## Job
Every line of the listing must be reproduced as it stands. Leave the images behind.

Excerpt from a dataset
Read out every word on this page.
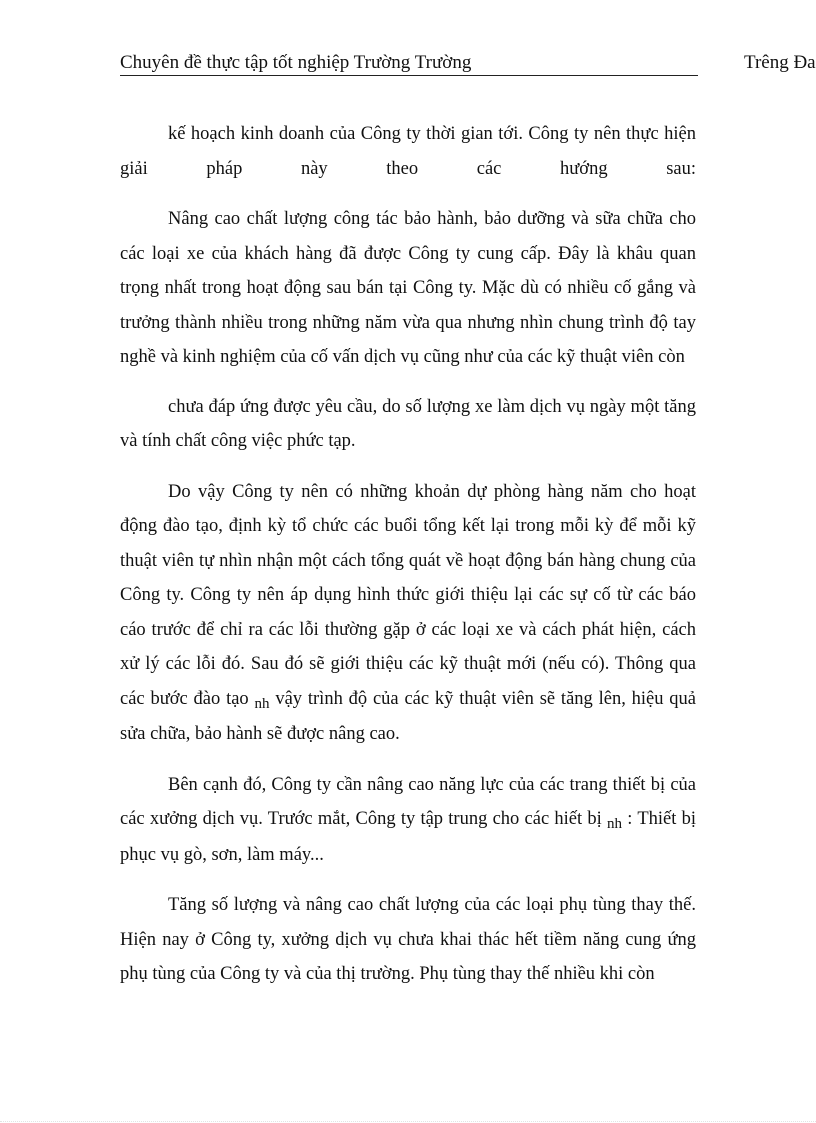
Chuyên đề thực tập tốt nghiệp Trường Trường	Trêng Đa

kế hoạch kinh doanh của Công ty thời gian tới. Công ty nên thực hiện giải pháp này theo các hướng sau:

Nâng cao chất lượng công tác bảo hành, bảo dưỡng và sữa chữa cho các loại xe của khách hàng đã được Công ty cung cấp. Đây là khâu quan trọng nhất trong hoạt động sau bán tại Công ty. Mặc dù có nhiều cố gắng và trưởng thành nhiều trong những năm vừa qua nhưng nhìn chung trình độ tay nghề và kinh nghiệm của cố vấn dịch vụ cũng như của các kỹ thuật viên còn

chưa đáp ứng được yêu cầu, do số lượng xe làm dịch vụ ngày một tăng và tính chất công việc phức tạp.

Do vậy Công ty nên có những khoản dự phòng hàng năm cho hoạt động đào tạo, định kỳ tổ chức các buổi tổng kết lại trong mỗi kỳ để mỗi kỹ thuật viên tự nhìn nhận một cách tổng quát về hoạt động bán hàng chung của Công ty. Công ty nên áp dụng hình thức giới thiệu lại các sự cố từ các báo cáo trước để chỉ ra các lỗi thường gặp ở các loại xe và cách phát hiện, cách xử lý các lỗi đó. Sau đó sẽ giới thiệu các kỹ thuật mới (nếu có). Thông qua các bước đào tạo $_{nh}$ vậy trình độ của các kỹ thuật viên sẽ tăng lên, hiệu quả sửa chữa, bảo hành sẽ được nâng cao.

Bên cạnh đó, Công ty cần nâng cao năng lực của các trang thiết bị của các xưởng dịch vụ. Trước mắt, Công ty tập trung cho các hiết bị $_{nh}$ : Thiết bị phục vụ gò, sơn, làm máy...

Tăng số lượng và nâng cao chất lượng của các loại phụ tùng thay thế. Hiện nay ở Công ty, xưởng dịch vụ chưa khai thác hết tiềm năng cung ứng phụ tùng của Công ty và của thị trường. Phụ tùng thay thế nhiều khi còn
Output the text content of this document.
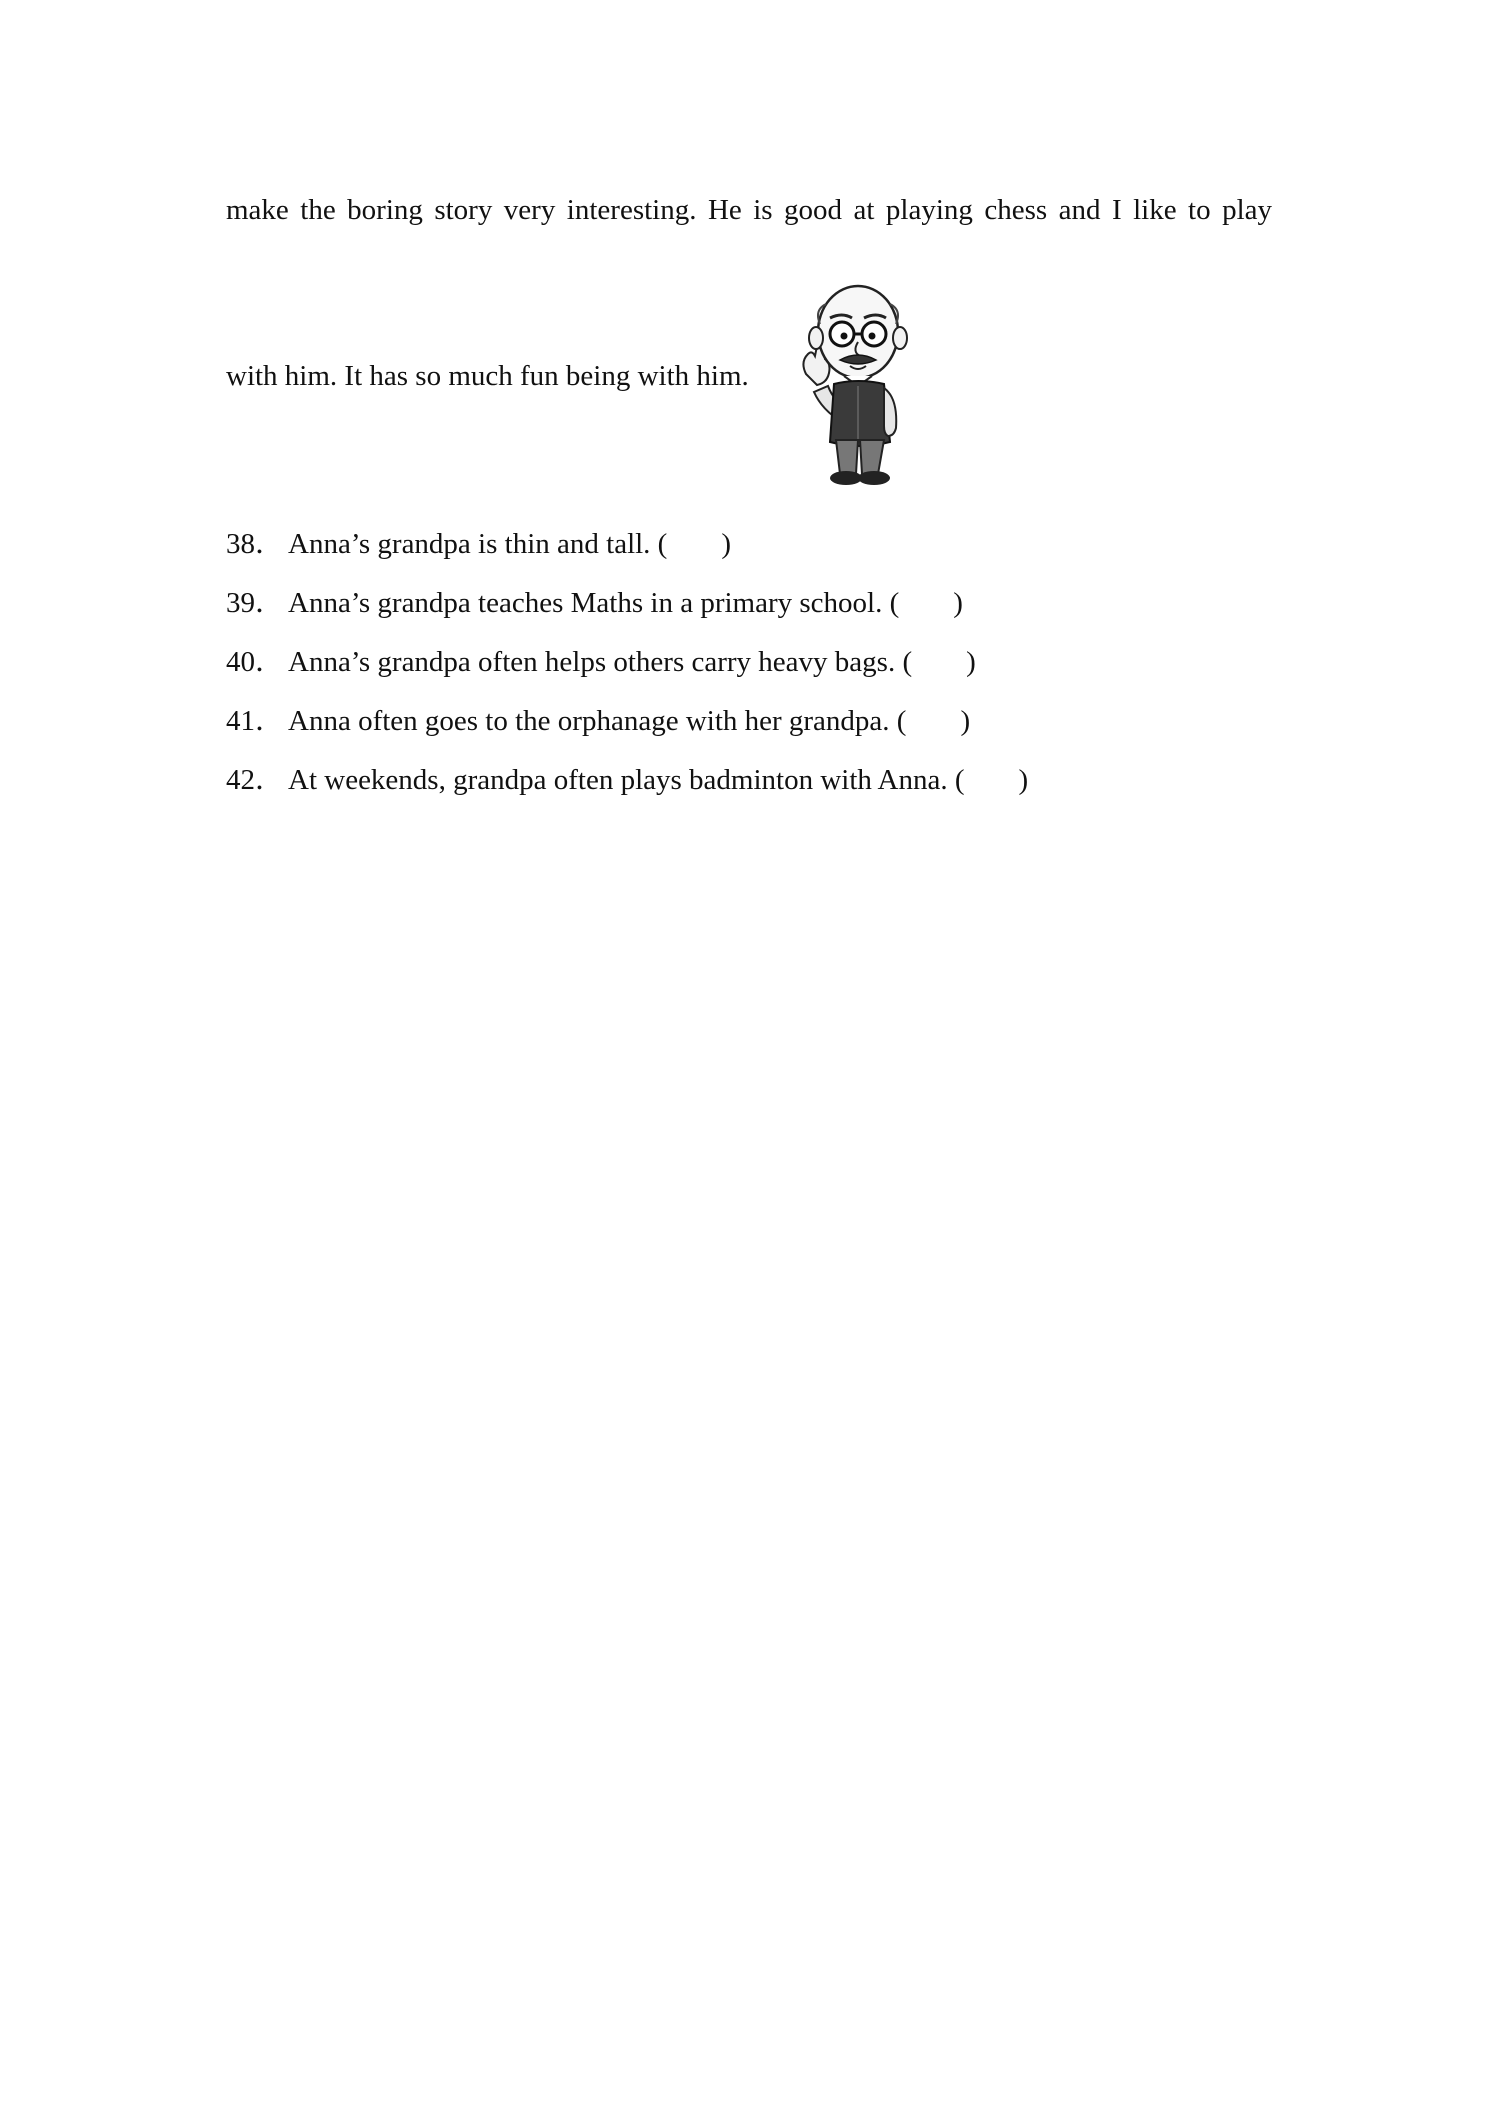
make the boring story very interesting. He is good at playing chess and I like to play
with him. It has so much fun being with him.
38． Anna’s grandpa is thin and tall. ( )
39． Anna’s grandpa teaches Maths in a primary school. ( )
40． Anna’s grandpa often helps others carry heavy bags. ( )
41． Anna often goes to the orphanage with her grandpa. ( )
42． At weekends, grandpa often plays badminton with Anna. ( )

## Correct response
Read out every word on this page.
Chuyên đề thực tập tốt nghiệp Trường Trường	Trêng Đa

kế hoạch kinh doanh của Công ty thời gian tới. Công ty nên thực hiện giải pháp này theo các hướng sau:

Nâng cao chất lượng công tác bảo hành, bảo dưỡng và sữa chữa cho các loại xe của khách hàng đã được Công ty cung cấp. Đây là khâu quan trọng nhất trong hoạt động sau bán tại Công ty. Mặc dù có nhiều cố gắng và trưởng thành nhiều trong những năm vừa qua nhưng nhìn chung trình độ tay nghề và kinh nghiệm của cố vấn dịch vụ cũng như của các kỹ thuật viên còn

chưa đáp ứng được yêu cầu, do số lượng xe làm dịch vụ ngày một tăng và tính chất công việc phức tạp.

Do vậy Công ty nên có những khoản dự phòng hàng năm cho hoạt động đào tạo, định kỳ tổ chức các buổi tổng kết lại trong mỗi kỳ để mỗi kỹ thuật viên tự nhìn nhận một cách tổng quát về hoạt động bán hàng chung của Công ty. Công ty nên áp dụng hình thức giới thiệu lại các sự cố từ các báo cáo trước để chỉ ra các lỗi thường gặp ở các loại xe và cách phát hiện, cách xử lý các lỗi đó. Sau đó sẽ giới thiệu các kỹ thuật mới (nếu có). Thông qua các bước đào tạo $_{nh}$ vậy trình độ của các kỹ thuật viên sẽ tăng lên, hiệu quả sửa chữa, bảo hành sẽ được nâng cao.

Bên cạnh đó, Công ty cần nâng cao năng lực của các trang thiết bị của các xưởng dịch vụ. Trước mắt, Công ty tập trung cho các hiết bị $_{nh}$ : Thiết bị phục vụ gò, sơn, làm máy...

Tăng số lượng và nâng cao chất lượng của các loại phụ tùng thay thế. Hiện nay ở Công ty, xưởng dịch vụ chưa khai thác hết tiềm năng cung ứng phụ tùng của Công ty và của thị trường. Phụ tùng thay thế nhiều khi còn
Output the text content of this document.
make the boring story very interesting. He is good at playing chess and I like to play
with him. It has so much fun being with him.
38． Anna’s grandpa is thin and tall. ( )
39． Anna’s grandpa teaches Maths in a primary school. ( )
40． Anna’s grandpa often helps others carry heavy bags. ( )
41． Anna often goes to the orphanage with her grandpa. ( )
42． At weekends, grandpa often plays badminton with Anna. ( )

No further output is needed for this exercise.